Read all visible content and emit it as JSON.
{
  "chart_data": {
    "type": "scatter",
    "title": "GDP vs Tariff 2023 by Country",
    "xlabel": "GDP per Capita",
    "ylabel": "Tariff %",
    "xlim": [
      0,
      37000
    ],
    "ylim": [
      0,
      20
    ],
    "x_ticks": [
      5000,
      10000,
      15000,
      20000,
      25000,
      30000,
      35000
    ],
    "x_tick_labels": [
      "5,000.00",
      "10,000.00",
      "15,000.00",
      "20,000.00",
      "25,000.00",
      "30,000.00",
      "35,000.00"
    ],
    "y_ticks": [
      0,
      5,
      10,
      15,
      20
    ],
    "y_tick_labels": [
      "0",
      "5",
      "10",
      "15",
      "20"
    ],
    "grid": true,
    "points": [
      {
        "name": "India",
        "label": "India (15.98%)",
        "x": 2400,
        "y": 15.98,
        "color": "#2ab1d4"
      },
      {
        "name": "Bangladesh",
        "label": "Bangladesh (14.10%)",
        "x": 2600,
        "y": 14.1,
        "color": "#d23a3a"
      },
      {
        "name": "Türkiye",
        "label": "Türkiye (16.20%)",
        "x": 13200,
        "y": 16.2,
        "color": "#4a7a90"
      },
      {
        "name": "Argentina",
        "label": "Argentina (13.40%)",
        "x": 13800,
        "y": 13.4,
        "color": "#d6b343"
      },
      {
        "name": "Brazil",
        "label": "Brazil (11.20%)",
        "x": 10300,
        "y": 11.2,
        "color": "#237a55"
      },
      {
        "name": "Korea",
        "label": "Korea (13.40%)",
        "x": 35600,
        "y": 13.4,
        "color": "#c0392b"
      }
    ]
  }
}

***

* _Given instruction_
Copy out each line of the listing that holds "Bangladesh".

* _Reply to the exercise_
        "name": "Bangladesh",
        "label": "Bangladesh (14.10%)",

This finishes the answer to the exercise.